• [Data lines]
• • •

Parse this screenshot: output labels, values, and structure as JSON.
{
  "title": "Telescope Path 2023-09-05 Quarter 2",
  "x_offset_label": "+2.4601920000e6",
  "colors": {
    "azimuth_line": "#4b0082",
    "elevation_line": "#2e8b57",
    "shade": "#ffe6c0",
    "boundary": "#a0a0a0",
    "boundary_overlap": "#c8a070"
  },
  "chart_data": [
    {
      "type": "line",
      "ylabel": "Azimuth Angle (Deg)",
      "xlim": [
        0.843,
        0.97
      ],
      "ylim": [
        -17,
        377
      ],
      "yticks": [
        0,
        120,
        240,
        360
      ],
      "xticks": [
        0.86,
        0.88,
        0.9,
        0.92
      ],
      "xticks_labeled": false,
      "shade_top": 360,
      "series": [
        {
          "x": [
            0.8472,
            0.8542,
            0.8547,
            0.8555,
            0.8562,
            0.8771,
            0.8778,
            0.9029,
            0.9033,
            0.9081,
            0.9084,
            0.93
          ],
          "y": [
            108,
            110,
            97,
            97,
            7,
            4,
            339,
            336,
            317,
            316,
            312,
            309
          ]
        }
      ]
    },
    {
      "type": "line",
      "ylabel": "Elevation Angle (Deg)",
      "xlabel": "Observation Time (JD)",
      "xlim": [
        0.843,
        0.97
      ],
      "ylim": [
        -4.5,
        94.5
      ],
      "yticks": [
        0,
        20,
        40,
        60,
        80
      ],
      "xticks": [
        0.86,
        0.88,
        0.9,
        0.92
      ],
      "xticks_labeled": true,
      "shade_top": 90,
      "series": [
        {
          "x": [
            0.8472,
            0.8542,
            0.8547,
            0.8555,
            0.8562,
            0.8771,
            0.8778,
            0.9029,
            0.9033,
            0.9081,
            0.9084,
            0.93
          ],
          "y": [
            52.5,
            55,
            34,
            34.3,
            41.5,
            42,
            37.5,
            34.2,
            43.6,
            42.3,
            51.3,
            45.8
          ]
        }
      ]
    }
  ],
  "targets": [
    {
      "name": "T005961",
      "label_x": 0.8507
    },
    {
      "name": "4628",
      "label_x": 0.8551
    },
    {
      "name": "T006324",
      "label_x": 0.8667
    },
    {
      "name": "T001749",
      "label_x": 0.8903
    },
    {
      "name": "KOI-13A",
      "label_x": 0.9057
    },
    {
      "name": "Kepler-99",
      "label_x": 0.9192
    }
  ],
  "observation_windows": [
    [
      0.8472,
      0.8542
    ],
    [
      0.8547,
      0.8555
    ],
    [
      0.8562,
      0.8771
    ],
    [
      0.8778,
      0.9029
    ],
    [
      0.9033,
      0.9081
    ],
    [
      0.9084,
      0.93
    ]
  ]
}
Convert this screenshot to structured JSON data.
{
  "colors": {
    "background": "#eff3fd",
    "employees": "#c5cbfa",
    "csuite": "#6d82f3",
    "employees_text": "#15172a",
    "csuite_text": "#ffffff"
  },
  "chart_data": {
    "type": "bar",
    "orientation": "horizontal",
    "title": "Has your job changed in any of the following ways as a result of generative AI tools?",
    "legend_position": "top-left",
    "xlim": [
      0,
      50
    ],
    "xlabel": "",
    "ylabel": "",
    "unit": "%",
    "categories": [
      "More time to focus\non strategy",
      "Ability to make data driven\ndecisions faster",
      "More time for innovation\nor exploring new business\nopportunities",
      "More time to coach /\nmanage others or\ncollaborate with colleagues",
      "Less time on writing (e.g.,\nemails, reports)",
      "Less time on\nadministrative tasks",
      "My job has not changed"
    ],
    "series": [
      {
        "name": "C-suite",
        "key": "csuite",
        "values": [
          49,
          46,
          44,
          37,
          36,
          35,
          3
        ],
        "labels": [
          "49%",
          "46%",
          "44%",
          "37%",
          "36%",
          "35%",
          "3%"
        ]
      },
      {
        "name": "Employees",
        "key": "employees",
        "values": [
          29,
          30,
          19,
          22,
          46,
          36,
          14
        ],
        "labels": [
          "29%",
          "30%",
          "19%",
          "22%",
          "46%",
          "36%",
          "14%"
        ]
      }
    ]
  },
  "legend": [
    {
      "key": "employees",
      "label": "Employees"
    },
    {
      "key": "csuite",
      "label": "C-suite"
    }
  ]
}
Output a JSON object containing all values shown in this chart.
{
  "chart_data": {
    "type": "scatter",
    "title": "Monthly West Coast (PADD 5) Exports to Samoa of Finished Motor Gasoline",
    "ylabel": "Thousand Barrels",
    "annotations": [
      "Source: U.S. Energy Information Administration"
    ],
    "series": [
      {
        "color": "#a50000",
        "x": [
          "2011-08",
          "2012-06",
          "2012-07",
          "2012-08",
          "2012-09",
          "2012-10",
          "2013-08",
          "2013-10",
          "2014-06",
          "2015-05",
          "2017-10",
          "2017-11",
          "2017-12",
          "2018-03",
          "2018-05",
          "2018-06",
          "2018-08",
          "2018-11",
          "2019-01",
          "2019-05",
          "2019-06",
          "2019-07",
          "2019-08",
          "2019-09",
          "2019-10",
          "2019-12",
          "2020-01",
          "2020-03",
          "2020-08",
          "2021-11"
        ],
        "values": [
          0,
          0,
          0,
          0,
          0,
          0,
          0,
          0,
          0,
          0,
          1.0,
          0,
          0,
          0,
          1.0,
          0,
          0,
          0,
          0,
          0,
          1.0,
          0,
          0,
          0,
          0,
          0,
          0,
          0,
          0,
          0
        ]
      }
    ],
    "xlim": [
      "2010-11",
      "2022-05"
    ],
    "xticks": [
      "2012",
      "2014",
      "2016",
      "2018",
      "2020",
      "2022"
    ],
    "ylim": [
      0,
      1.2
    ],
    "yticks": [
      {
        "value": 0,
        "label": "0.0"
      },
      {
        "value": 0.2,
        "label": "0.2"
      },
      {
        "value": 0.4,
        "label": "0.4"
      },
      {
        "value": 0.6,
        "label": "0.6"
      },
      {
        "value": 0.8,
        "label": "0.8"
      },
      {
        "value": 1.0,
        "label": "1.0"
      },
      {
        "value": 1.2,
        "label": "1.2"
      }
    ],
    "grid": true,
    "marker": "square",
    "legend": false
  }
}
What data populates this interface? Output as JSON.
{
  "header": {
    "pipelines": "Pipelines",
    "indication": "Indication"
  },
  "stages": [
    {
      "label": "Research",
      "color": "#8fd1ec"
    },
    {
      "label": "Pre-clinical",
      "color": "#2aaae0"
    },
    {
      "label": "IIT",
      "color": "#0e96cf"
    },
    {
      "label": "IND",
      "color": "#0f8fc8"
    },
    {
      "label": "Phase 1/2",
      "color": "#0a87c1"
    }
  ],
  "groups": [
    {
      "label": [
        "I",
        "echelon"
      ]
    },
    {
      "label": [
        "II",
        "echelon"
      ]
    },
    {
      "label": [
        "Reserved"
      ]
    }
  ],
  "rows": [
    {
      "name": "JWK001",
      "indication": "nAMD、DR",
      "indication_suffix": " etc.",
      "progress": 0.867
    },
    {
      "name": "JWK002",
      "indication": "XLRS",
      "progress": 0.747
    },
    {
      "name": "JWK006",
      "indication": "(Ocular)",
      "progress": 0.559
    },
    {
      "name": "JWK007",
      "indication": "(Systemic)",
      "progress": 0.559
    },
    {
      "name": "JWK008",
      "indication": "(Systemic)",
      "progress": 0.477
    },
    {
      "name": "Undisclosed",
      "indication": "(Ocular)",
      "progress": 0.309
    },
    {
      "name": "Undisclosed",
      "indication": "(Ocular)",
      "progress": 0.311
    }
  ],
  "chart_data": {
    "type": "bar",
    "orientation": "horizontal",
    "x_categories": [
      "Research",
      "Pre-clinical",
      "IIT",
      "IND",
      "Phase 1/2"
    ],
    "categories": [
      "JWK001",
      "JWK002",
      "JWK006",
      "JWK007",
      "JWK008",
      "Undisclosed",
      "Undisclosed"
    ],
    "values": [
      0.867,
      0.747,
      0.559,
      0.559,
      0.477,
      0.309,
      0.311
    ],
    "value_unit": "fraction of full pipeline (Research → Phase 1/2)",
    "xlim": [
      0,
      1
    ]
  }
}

• • •

Review the preceding data and report every line that includes the string "Research".

• [Written answer]
      "label": "Research",
      "Research",
    "value_unit": "fraction of full pipeline (Research → Phase 1/2)",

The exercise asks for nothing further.